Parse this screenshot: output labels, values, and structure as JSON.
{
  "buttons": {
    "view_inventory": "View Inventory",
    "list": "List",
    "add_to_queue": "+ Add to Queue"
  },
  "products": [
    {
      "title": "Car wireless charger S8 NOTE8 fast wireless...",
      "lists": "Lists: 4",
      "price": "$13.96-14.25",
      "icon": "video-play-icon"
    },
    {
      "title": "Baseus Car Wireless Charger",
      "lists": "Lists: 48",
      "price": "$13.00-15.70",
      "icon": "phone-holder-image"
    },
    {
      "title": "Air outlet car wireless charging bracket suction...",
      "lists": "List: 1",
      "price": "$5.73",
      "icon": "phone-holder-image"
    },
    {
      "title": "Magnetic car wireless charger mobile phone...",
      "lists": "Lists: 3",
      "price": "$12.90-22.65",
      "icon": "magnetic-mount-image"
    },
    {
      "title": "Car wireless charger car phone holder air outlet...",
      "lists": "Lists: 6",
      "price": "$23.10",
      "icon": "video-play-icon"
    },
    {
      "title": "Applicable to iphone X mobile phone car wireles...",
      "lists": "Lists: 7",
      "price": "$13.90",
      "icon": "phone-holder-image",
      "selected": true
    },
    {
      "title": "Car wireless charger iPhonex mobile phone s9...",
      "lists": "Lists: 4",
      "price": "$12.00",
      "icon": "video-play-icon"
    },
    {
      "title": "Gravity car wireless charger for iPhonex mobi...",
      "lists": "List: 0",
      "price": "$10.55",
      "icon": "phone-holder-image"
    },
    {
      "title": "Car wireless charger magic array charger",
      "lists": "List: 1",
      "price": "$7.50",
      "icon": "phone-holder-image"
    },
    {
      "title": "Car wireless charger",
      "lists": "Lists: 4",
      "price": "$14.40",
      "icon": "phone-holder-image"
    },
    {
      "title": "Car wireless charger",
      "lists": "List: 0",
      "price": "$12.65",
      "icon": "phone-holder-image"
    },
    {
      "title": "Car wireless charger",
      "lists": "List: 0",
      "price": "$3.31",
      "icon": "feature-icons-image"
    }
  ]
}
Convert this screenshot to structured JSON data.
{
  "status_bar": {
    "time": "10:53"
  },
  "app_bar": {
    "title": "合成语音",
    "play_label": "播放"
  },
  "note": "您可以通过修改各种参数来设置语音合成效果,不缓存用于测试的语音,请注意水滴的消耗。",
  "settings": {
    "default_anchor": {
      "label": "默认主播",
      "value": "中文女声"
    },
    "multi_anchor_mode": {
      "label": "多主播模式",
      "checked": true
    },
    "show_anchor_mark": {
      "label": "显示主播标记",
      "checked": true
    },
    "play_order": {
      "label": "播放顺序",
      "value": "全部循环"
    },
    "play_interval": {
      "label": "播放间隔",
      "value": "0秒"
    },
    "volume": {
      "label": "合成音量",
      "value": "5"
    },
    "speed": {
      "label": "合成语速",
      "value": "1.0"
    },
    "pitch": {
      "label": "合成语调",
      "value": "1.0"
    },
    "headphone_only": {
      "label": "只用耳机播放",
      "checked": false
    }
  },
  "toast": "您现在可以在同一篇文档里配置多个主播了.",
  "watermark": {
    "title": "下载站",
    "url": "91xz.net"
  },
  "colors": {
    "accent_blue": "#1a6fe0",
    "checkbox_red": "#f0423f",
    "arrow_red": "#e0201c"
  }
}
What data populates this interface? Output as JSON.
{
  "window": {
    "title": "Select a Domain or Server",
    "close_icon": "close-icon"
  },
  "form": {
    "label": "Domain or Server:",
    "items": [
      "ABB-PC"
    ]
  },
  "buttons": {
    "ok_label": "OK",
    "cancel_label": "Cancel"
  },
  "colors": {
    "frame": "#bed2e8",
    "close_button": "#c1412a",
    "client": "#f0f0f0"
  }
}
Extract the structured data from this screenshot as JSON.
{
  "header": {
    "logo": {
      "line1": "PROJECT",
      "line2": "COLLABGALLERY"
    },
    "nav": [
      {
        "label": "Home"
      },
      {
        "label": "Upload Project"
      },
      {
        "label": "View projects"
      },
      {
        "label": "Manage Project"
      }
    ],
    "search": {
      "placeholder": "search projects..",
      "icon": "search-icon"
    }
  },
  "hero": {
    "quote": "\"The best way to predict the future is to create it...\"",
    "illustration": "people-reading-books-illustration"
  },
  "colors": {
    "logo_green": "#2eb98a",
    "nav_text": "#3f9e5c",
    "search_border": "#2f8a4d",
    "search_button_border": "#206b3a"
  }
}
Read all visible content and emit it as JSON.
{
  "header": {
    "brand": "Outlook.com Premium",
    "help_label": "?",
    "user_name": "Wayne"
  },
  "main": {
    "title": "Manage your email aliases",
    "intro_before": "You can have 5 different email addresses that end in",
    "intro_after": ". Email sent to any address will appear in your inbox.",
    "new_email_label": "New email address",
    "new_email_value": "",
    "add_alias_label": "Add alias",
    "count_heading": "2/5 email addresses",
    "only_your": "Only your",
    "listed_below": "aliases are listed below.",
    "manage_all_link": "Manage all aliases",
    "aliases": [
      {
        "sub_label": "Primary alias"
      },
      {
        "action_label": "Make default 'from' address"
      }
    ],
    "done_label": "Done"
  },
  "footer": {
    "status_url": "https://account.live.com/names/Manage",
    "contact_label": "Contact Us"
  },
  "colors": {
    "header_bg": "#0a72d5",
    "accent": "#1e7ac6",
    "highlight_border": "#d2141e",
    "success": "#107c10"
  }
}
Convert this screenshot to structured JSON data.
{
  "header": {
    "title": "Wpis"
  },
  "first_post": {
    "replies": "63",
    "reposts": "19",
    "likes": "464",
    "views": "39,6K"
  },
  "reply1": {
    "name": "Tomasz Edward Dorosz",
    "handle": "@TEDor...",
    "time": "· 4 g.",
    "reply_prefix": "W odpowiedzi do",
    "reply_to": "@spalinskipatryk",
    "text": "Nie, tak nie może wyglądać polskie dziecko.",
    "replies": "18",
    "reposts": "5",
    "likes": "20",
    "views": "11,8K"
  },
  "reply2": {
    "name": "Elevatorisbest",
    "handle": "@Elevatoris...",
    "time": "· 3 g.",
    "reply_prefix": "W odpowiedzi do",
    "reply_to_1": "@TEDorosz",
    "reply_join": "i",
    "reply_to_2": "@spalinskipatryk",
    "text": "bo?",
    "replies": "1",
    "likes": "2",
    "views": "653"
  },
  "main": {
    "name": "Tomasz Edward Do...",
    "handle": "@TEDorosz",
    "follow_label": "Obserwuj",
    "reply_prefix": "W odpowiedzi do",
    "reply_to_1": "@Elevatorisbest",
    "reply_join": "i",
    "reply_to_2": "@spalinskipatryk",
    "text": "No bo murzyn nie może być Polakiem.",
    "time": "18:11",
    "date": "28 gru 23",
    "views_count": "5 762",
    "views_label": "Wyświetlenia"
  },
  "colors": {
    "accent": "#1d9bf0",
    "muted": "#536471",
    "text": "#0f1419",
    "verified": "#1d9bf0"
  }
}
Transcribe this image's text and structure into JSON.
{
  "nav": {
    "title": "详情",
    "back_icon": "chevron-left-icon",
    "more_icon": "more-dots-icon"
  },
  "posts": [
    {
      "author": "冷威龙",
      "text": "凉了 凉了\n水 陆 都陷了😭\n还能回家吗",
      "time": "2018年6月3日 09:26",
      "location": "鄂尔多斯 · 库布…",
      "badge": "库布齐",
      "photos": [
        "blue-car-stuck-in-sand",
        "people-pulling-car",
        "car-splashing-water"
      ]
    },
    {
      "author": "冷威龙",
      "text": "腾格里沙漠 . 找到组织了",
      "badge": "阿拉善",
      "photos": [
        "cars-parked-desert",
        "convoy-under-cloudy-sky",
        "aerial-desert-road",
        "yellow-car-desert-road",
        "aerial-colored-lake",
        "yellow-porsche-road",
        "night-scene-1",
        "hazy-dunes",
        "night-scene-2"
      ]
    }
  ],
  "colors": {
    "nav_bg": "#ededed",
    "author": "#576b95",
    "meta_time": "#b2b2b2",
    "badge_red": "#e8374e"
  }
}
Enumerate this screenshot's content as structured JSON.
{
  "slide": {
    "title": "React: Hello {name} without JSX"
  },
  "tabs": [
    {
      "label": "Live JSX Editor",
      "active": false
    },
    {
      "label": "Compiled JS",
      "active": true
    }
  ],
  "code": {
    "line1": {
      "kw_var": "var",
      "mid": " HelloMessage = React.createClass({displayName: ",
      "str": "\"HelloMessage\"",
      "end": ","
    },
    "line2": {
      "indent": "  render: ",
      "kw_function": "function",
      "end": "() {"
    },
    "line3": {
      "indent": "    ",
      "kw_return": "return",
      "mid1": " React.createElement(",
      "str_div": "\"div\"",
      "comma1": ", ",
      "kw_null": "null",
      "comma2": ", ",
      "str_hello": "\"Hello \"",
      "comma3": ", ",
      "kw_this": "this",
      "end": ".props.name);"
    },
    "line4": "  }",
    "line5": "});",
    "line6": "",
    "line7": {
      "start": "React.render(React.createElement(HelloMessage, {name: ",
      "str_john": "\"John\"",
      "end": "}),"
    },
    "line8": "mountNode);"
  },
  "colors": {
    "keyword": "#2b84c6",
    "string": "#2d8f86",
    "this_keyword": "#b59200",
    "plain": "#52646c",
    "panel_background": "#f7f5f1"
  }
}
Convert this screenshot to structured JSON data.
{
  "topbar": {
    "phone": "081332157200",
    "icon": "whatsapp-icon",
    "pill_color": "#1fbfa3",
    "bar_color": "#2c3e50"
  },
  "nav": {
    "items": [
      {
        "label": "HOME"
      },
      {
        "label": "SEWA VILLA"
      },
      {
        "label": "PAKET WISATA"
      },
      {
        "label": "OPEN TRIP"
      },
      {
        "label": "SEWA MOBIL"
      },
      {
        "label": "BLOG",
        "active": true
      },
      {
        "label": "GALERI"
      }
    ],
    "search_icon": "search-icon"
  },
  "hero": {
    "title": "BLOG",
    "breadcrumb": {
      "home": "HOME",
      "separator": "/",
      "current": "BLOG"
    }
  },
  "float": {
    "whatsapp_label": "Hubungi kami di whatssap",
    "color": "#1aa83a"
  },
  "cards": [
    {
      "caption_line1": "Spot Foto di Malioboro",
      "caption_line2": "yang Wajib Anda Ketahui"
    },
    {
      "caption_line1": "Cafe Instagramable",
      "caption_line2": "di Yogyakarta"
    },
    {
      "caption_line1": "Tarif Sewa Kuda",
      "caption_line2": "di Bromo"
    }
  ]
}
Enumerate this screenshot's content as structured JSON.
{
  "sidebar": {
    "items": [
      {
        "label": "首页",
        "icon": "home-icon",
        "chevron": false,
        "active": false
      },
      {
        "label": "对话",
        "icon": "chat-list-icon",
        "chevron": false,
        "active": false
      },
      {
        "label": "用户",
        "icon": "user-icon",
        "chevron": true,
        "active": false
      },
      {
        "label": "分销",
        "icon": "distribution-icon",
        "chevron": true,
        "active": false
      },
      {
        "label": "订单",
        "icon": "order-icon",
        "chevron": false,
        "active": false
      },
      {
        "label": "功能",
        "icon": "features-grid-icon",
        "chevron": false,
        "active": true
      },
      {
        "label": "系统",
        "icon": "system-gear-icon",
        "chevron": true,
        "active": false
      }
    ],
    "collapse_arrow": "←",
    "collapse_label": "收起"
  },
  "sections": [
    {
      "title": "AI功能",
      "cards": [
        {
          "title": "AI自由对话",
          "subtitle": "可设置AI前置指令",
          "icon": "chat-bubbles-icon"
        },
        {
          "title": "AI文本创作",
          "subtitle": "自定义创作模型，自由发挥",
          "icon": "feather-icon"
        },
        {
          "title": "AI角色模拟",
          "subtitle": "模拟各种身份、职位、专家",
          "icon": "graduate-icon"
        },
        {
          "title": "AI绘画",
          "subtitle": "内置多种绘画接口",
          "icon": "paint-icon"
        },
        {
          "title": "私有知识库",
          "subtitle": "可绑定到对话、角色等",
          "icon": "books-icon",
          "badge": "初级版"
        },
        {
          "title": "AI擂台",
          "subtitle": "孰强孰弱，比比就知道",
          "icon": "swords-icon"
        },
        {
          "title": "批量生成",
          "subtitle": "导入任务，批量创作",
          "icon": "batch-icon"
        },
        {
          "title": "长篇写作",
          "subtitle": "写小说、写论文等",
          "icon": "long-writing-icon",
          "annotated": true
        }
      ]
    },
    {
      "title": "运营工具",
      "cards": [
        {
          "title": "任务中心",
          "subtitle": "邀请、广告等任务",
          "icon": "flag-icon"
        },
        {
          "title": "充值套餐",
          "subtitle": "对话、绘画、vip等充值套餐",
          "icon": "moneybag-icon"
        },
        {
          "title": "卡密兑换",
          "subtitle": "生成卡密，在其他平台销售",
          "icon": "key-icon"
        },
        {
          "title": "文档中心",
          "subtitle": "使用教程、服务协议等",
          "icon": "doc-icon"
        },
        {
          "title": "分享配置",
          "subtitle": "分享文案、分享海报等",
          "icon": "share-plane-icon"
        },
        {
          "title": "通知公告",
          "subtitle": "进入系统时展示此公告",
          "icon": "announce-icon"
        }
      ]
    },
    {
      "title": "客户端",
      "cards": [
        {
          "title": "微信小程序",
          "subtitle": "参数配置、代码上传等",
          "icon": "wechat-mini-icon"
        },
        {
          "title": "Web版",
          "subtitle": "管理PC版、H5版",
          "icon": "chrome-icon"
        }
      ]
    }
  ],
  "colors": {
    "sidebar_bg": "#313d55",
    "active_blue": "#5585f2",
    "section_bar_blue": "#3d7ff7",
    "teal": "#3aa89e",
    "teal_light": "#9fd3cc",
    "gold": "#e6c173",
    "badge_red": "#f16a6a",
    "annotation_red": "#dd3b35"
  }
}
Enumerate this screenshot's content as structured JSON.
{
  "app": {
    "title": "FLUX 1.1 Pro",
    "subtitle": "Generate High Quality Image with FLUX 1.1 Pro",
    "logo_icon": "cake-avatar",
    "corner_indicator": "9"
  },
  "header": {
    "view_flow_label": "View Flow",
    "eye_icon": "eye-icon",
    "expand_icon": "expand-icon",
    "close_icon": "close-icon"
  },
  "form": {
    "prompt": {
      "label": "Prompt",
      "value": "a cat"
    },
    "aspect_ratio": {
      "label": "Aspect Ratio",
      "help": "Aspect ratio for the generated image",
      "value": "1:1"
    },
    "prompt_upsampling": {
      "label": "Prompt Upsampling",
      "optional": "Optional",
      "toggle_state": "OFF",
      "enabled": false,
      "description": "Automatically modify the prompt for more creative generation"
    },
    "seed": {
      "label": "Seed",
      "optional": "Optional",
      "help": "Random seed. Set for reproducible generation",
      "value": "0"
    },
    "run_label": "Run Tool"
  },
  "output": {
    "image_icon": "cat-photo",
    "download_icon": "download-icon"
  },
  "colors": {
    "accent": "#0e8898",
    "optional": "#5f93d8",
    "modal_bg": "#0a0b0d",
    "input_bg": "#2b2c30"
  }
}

════════════════════

- WHAT TO WORK ON -
Isolate each line of the listing above that includes "może". Copy it.

- EXPECTED ANSWER -
    "text": "Nie, tak nie może wyglądać polskie dziecko.",
    "text": "No bo murzyn nie może być Polakiem.",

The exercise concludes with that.